— start of Material —

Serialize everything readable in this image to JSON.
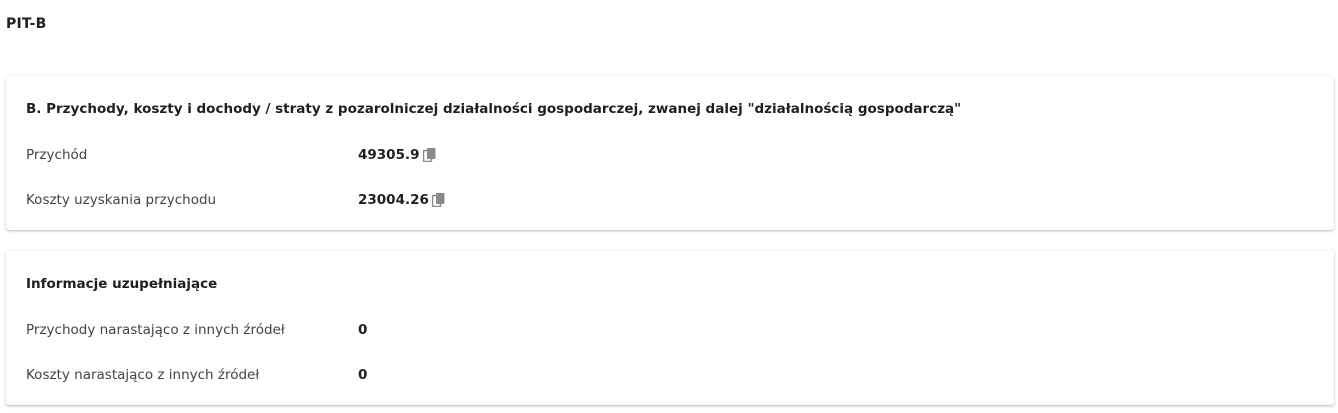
{
  "page": {
    "title": "PIT-B"
  },
  "section_b": {
    "title": "B. Przychody, koszty i dochody / straty z pozarolniczej działalności gospodarczej, zwanej dalej \"działalnością gospodarczą\"",
    "rows": [
      {
        "label": "Przychód",
        "value": "49305.9",
        "copy_icon": "copy-icon"
      },
      {
        "label": "Koszty uzyskania przychodu",
        "value": "23004.26",
        "copy_icon": "copy-icon"
      }
    ]
  },
  "supplementary": {
    "title": "Informacje uzupełniające",
    "rows": [
      {
        "label": "Przychody narastająco z innych źródeł",
        "value": "0"
      },
      {
        "label": "Koszty narastająco z innych źródeł",
        "value": "0"
      }
    ]
  },
  "colors": {
    "icon": "#8a8a8a"
  }
}
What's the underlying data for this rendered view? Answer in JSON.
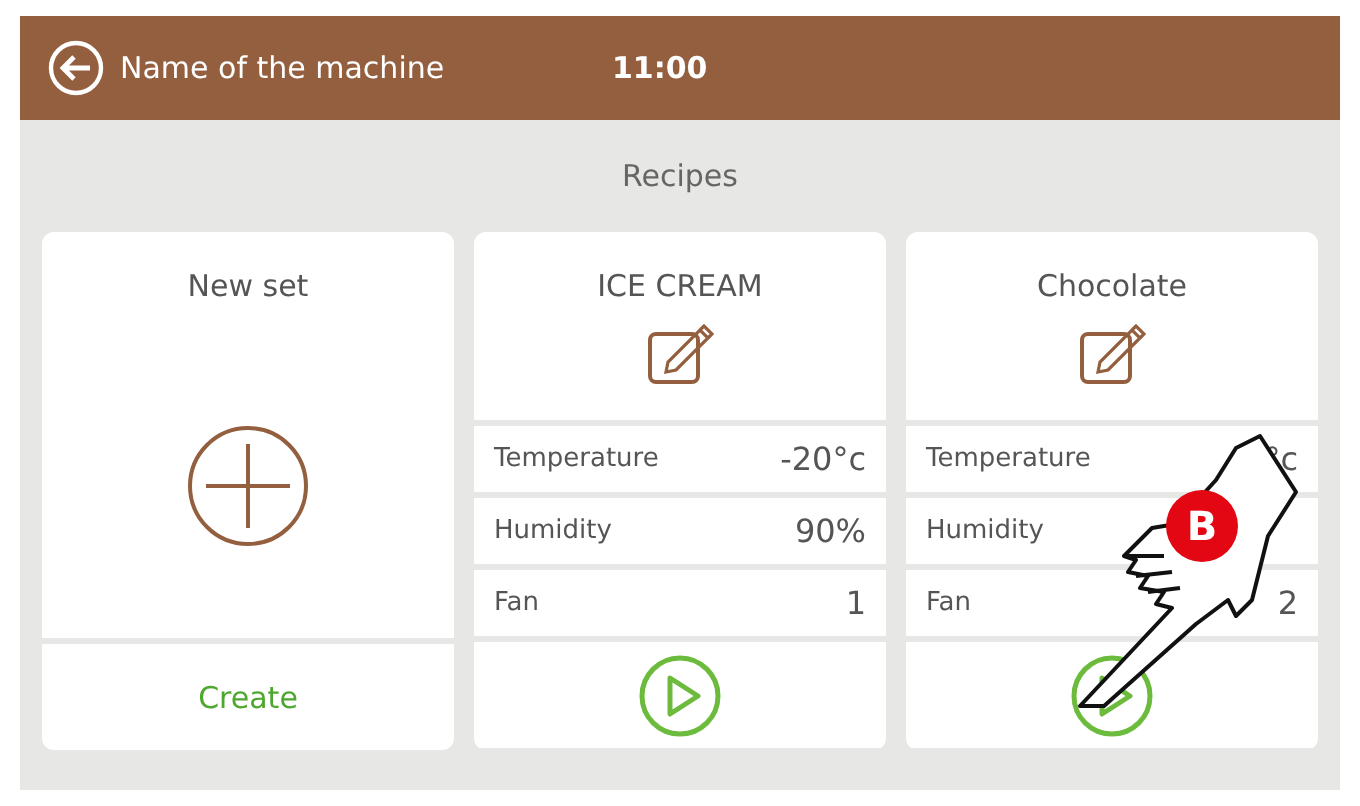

— end of Material —

Task description: Leave the pictures out and copy the rest of the data exactly.

The solution:
Serialize everything readable in this image to JSON.
{
  "page": {
    "title": "PIT-B"
  },
  "section_b": {
    "title": "B. Przychody, koszty i dochody / straty z pozarolniczej działalności gospodarczej, zwanej dalej \"działalnością gospodarczą\"",
    "rows": [
      {
        "label": "Przychód",
        "value": "49305.9",
        "copy_icon": "copy-icon"
      },
      {
        "label": "Koszty uzyskania przychodu",
        "value": "23004.26",
        "copy_icon": "copy-icon"
      }
    ]
  },
  "supplementary": {
    "title": "Informacje uzupełniające",
    "rows": [
      {
        "label": "Przychody narastająco z innych źródeł",
        "value": "0"
      },
      {
        "label": "Koszty narastająco z innych źródeł",
        "value": "0"
      }
    ]
  },
  "colors": {
    "icon": "#8a8a8a"
  }
}
What's the underlying data for this rendered view? Answer in JSON.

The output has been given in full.